Source data:
-.-.-
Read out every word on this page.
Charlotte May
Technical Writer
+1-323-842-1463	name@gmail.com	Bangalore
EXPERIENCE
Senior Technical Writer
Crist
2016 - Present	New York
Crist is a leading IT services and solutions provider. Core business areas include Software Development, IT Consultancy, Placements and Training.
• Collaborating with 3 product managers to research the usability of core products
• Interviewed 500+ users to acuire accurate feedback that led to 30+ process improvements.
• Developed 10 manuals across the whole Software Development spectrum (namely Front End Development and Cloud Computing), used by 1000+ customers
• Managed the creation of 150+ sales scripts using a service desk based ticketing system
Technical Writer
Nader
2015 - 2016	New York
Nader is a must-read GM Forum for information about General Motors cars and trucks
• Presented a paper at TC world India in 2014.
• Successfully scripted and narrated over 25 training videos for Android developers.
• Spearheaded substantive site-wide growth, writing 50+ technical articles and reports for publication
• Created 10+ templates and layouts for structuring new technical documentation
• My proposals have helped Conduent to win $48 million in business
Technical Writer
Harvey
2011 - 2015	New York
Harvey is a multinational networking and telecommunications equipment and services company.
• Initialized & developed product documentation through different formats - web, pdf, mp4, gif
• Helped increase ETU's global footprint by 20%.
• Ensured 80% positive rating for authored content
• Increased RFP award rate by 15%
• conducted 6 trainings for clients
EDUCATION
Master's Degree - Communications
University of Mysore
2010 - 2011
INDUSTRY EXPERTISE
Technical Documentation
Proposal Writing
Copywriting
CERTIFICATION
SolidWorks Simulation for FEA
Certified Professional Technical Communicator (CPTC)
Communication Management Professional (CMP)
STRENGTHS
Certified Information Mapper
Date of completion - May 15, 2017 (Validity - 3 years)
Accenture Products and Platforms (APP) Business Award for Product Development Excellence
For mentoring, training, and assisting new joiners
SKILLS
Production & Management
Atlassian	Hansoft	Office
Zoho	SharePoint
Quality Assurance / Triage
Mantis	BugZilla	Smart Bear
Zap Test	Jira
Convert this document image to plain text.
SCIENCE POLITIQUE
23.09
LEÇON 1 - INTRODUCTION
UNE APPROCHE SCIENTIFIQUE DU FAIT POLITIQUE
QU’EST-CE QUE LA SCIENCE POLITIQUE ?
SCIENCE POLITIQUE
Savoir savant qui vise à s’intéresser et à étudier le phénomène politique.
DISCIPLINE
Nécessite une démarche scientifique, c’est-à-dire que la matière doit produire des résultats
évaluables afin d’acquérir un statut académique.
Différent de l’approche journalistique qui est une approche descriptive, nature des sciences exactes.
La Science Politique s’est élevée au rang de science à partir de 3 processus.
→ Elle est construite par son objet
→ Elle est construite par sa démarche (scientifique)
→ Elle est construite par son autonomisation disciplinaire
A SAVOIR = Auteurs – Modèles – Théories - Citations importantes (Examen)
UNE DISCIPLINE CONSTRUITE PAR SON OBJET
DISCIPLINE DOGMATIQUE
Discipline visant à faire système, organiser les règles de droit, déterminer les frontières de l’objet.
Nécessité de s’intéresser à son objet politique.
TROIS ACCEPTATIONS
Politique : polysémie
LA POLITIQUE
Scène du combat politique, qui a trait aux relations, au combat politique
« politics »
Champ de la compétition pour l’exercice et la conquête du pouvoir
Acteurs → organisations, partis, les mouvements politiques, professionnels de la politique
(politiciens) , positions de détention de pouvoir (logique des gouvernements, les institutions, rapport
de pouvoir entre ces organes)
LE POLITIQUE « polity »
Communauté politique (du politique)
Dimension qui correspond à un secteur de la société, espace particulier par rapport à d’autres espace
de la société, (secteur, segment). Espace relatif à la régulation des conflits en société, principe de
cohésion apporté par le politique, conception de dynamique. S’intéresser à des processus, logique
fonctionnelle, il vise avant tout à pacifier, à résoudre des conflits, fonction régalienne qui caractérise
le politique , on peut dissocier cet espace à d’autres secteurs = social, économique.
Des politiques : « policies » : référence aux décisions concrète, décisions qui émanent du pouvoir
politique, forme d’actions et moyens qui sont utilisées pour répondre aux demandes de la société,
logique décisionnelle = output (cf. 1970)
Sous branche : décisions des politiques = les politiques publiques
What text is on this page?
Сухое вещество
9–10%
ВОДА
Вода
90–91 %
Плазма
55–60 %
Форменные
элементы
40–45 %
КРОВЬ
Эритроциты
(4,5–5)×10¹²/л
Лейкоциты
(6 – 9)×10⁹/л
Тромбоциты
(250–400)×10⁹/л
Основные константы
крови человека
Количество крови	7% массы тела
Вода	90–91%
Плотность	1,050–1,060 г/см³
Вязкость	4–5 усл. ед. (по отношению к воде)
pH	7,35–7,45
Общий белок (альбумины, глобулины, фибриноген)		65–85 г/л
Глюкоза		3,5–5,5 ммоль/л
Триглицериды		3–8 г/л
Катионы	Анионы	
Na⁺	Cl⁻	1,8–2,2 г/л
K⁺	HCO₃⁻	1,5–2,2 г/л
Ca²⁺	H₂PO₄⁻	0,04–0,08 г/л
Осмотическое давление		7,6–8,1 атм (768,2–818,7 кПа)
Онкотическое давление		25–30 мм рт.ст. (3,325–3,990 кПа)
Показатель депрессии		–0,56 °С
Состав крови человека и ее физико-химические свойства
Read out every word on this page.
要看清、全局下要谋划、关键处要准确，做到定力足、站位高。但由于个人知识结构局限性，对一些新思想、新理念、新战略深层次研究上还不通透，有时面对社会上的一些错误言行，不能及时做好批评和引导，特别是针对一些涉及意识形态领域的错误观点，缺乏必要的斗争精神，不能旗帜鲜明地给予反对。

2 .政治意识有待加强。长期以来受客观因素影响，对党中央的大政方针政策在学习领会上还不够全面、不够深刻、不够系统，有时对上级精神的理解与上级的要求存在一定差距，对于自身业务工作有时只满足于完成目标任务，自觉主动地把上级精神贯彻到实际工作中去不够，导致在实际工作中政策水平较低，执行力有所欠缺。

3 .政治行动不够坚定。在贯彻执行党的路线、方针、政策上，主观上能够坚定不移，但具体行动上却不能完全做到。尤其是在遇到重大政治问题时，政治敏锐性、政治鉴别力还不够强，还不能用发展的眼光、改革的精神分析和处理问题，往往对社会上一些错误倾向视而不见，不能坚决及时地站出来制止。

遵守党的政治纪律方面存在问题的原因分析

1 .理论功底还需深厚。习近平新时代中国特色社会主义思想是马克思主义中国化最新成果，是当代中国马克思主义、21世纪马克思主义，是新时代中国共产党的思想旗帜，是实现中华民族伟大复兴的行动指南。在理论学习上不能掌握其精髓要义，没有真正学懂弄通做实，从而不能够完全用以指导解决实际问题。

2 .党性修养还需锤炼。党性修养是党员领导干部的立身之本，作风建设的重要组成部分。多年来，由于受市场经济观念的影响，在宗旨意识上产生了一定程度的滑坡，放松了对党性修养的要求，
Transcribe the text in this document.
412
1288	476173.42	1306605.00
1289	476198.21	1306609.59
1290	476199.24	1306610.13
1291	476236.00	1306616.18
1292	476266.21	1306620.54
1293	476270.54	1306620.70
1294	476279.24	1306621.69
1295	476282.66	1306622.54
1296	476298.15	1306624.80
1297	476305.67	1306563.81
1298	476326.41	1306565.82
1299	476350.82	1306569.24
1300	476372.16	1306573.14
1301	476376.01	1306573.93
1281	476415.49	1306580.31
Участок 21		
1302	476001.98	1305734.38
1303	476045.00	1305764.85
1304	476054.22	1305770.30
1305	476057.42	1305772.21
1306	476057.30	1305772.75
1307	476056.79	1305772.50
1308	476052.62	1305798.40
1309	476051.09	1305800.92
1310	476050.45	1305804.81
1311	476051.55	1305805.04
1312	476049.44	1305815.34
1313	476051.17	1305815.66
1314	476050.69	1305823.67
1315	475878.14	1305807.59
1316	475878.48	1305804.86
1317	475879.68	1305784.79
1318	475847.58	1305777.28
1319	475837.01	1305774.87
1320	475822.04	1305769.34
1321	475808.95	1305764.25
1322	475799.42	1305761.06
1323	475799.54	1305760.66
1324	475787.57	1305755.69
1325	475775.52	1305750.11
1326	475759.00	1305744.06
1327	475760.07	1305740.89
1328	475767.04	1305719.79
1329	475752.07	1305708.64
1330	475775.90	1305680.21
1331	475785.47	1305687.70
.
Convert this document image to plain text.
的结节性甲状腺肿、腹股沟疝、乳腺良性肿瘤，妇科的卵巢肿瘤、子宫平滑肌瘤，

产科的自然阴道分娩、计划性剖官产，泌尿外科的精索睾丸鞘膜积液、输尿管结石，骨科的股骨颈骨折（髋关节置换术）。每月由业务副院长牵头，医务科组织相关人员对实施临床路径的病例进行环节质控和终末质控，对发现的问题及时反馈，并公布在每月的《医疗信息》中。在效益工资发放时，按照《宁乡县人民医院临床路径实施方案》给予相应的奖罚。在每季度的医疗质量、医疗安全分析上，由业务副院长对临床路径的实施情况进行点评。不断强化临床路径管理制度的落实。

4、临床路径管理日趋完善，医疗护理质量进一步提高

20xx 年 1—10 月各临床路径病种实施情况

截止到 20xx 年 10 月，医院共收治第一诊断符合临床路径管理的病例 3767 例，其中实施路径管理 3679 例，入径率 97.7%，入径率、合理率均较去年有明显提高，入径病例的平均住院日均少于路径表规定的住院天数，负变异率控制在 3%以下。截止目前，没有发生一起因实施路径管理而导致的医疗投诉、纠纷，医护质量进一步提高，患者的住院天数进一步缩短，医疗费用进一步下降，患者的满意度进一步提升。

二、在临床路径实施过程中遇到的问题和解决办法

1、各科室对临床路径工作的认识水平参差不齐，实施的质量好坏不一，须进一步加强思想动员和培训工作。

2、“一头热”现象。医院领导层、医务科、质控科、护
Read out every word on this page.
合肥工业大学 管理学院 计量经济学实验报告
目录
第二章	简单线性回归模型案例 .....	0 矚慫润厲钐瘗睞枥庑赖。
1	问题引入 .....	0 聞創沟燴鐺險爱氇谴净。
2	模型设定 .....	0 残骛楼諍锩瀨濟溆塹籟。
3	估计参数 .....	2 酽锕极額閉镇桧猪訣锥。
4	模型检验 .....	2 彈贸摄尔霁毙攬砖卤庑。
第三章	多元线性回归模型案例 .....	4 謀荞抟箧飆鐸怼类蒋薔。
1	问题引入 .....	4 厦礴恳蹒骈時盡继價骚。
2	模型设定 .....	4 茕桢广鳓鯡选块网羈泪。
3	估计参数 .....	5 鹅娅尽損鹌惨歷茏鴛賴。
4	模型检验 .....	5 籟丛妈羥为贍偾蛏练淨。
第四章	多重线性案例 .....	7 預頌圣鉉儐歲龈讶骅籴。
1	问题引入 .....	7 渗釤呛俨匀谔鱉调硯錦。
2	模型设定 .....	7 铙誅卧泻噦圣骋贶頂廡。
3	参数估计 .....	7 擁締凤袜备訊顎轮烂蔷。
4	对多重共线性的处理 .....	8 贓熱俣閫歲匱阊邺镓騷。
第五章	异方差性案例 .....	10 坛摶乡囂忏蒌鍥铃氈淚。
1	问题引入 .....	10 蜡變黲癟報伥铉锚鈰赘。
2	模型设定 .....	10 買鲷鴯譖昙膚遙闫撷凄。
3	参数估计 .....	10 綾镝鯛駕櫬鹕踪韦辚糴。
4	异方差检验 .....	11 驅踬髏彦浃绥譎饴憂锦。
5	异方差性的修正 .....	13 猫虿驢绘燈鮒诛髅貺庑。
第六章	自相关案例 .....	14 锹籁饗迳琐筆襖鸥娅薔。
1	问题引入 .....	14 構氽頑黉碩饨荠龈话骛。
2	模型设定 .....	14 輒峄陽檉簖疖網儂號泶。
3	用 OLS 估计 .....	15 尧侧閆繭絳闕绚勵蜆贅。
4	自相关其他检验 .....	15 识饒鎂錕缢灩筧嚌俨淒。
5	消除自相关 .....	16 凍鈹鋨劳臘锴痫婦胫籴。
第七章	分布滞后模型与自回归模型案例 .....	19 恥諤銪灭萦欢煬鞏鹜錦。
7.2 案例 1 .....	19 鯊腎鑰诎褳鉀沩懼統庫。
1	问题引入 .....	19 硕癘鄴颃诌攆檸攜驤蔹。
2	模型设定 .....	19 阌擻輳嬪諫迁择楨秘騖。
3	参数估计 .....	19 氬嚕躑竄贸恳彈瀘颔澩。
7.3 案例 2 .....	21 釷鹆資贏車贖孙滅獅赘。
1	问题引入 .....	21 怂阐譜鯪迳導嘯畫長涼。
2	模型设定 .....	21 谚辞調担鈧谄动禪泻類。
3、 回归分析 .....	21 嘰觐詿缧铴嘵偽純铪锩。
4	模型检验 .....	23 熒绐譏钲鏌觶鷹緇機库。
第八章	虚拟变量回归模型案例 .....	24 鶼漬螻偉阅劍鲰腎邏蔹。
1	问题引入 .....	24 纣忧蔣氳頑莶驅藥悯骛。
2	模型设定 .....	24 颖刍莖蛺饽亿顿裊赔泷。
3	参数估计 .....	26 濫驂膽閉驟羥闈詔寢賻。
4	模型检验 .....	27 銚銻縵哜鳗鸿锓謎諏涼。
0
-.-.-
**Problem to solve:** Go over the data above and copy every line that has the word "Certified" in it.

**Worked solution:**
Certified Professional Technical Communicator (CPTC)
Certified Information Mapper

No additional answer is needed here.